[What is needed]: Copy out each line of the data holding "bestehenden".
-- Start --
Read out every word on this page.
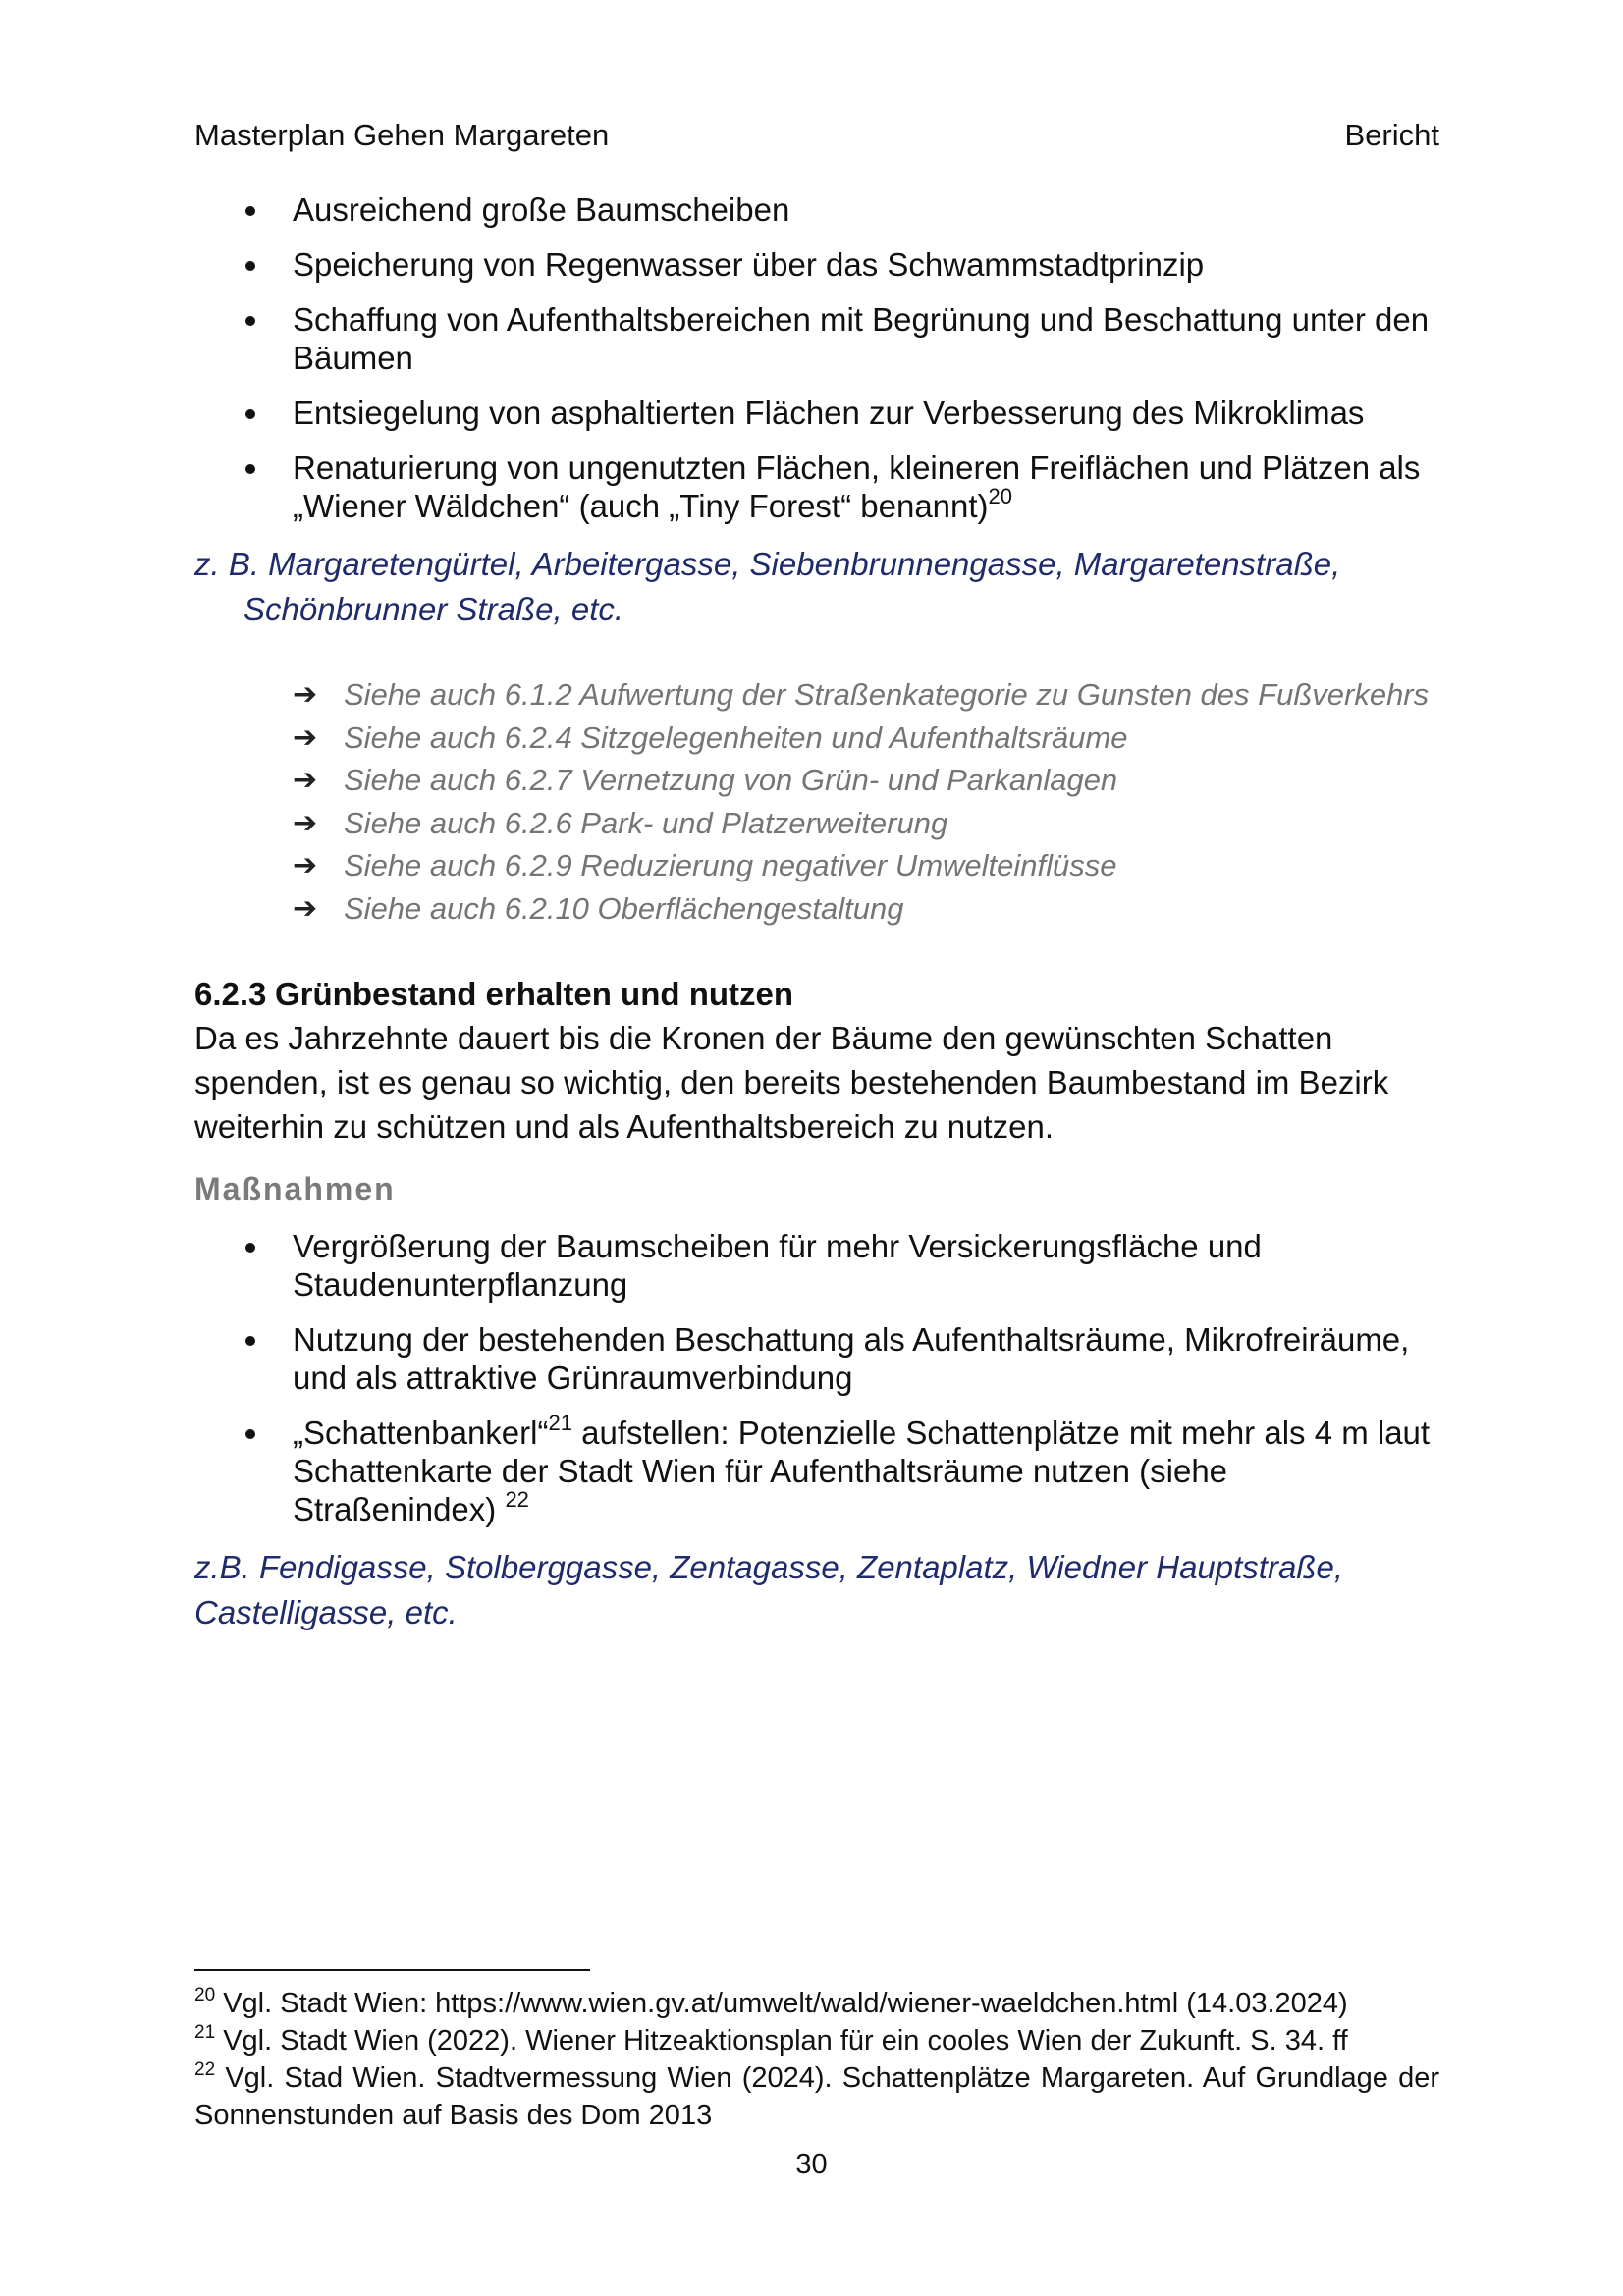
Masterplan Gehen Margareten	Bericht
Ausreichend große Baumscheiben
Speicherung von Regenwasser über das Schwammstadtprinzip
Schaffung von Aufenthaltsbereichen mit Begrünung und Beschattung unter den Bäumen
Entsiegelung von asphaltierten Flächen zur Verbesserung des Mikroklimas
Renaturierung von ungenutzten Flächen, kleineren Freiflächen und Plätzen als „Wiener Wäldchen“ (auch „Tiny Forest“ benannt)$^{20}$
z. B. Margaretengürtel, Arbeitergasse, Siebenbrunnengasse, Margaretenstraße, Schönbrunner Straße, etc.
➔ Siehe auch 6.1.2 Aufwertung der Straßenkategorie zu Gunsten des Fußverkehrs
➔ Siehe auch 6.2.4 Sitzgelegenheiten und Aufenthaltsräume
➔ Siehe auch 6.2.7 Vernetzung von Grün- und Parkanlagen
➔ Siehe auch 6.2.6 Park- und Platzerweiterung
➔ Siehe auch 6.2.9 Reduzierung negativer Umwelteinflüsse
➔ Siehe auch 6.2.10 Oberflächengestaltung
6.2.3 Grünbestand erhalten und nutzen

Da es Jahrzehnte dauert bis die Kronen der Bäume den gewünschten Schatten spenden, ist es genau so wichtig, den bereits bestehenden Baumbestand im Bezirk weiterhin zu schützen und als Aufenthaltsbereich zu nutzen.

Maßnahmen
Vergrößerung der Baumscheiben für mehr Versickerungsfläche und Staudenunterpflanzung
Nutzung der bestehenden Beschattung als Aufenthaltsräume, Mikrofreiräume, und als attraktive Grünraumverbindung
„Schattenbankerl“$^{21}$ aufstellen: Potenzielle Schattenplätze mit mehr als 4 m laut Schattenkarte der Stadt Wien für Aufenthaltsräume nutzen (siehe Straßenindex) $^{22}$
z.B. Fendigasse, Stolberggasse, Zentagasse, Zentaplatz, Wiedner Hauptstraße, Castelligasse, etc.
$^{20}$ Vgl. Stadt Wien: https://www.wien.gv.at/umwelt/wald/wiener-waeldchen.html (14.03.2024)
$^{21}$ Vgl. Stadt Wien (2022). Wiener Hitzeaktionsplan für ein cooles Wien der Zukunft. S. 34. ff
$^{22}$ Vgl. Stad Wien. Stadtvermessung Wien (2024). Schattenplätze Margareten. Auf Grundlage der Sonnenstunden auf Basis des Dom 2013
30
-- End --
[Result]:
Da es Jahrzehnte dauert bis die Kronen der Bäume den gewünschten Schatten spenden, ist es genau so wichtig, den bereits bestehenden Baumbestand im Bezirk weiterhin zu schützen und als Aufenthaltsbereich zu nutzen.
Nutzung der bestehenden Beschattung als Aufenthaltsräume, Mikrofreiräume, und als attraktive Grünraumverbindung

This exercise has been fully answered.